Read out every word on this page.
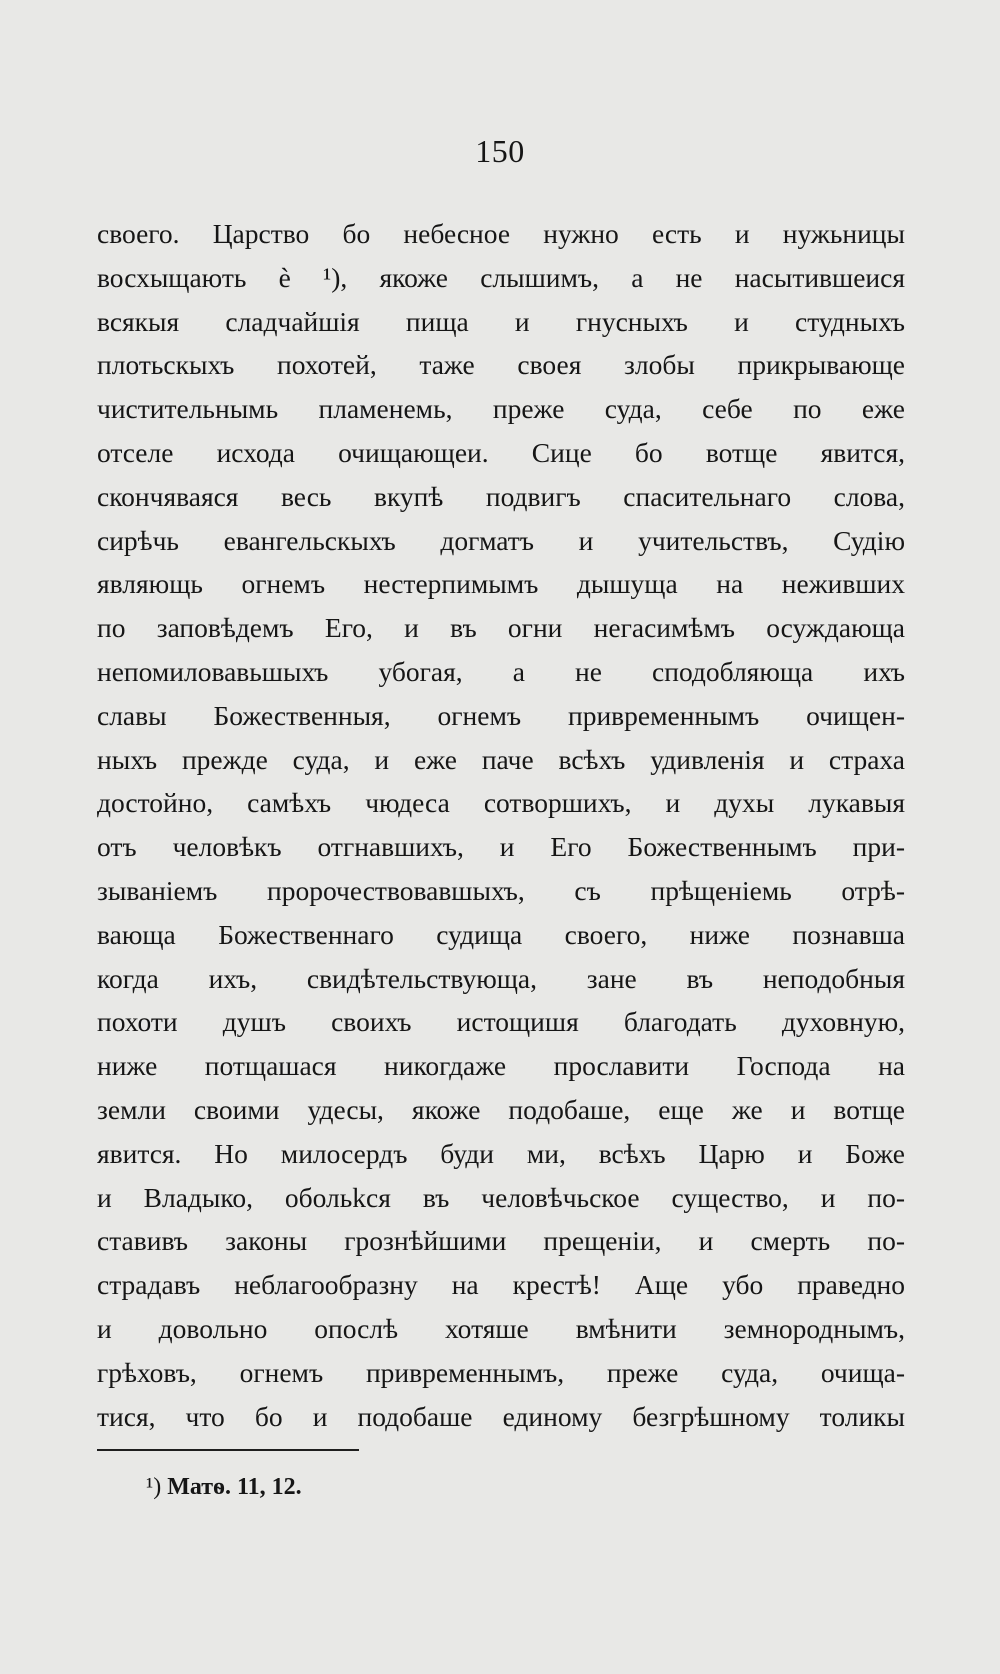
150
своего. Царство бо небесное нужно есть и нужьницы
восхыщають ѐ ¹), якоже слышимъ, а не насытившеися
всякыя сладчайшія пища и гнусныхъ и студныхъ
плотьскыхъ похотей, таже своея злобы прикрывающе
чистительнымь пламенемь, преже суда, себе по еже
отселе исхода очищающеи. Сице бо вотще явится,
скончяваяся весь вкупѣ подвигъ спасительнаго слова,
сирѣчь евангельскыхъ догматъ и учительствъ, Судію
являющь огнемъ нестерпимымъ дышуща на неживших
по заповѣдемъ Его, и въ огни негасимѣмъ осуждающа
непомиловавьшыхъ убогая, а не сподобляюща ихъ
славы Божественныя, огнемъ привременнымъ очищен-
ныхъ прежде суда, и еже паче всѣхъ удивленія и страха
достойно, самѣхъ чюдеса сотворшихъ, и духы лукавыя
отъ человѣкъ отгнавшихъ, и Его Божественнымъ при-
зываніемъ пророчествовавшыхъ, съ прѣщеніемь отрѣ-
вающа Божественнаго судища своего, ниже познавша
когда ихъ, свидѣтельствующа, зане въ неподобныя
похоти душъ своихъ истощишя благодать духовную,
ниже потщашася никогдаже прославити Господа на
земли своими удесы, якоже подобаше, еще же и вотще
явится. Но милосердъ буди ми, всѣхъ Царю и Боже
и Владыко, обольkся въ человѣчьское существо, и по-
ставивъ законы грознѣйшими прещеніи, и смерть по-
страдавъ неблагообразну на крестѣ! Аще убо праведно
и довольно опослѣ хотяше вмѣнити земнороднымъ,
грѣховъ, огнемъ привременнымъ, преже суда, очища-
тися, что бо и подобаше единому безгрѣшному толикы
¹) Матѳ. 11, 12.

▶ _Exercise brief_
Set the pictures aside and transcribe the data above exactly.

▶ _Answer in full_
Read out every word on this page.
150
своего. Царство бо небесное нужно есть и нужьницы
восхыщають ѐ ¹), якоже слышимъ, а не насытившеися
всякыя сладчайшія пища и гнусныхъ и студныхъ
плотьскыхъ похотей, таже своея злобы прикрывающе
чистительнымь пламенемь, преже суда, себе по еже
отселе исхода очищающеи. Сице бо вотще явится,
скончяваяся весь вкупѣ подвигъ спасительнаго слова,
сирѣчь евангельскыхъ догматъ и учительствъ, Судію
являющь огнемъ нестерпимымъ дышуща на неживших
по заповѣдемъ Его, и въ огни негасимѣмъ осуждающа
непомиловавьшыхъ убогая, а не сподобляюща ихъ
славы Божественныя, огнемъ привременнымъ очищен-
ныхъ прежде суда, и еже паче всѣхъ удивленія и страха
достойно, самѣхъ чюдеса сотворшихъ, и духы лукавыя
отъ человѣкъ отгнавшихъ, и Его Божественнымъ при-
зываніемъ пророчествовавшыхъ, съ прѣщеніемь отрѣ-
вающа Божественнаго судища своего, ниже познавша
когда ихъ, свидѣтельствующа, зане въ неподобныя
похоти душъ своихъ истощишя благодать духовную,
ниже потщашася никогдаже прославити Господа на
земли своими удесы, якоже подобаше, еще же и вотще
явится. Но милосердъ буди ми, всѣхъ Царю и Боже
и Владыко, обольkся въ человѣчьское существо, и по-
ставивъ законы грознѣйшими прещеніи, и смерть по-
страдавъ неблагообразну на крестѣ! Аще убо праведно
и довольно опослѣ хотяше вмѣнити земнороднымъ,
грѣховъ, огнемъ привременнымъ, преже суда, очища-
тися, что бо и подобаше единому безгрѣшному толикы
¹) Матѳ. 11, 12.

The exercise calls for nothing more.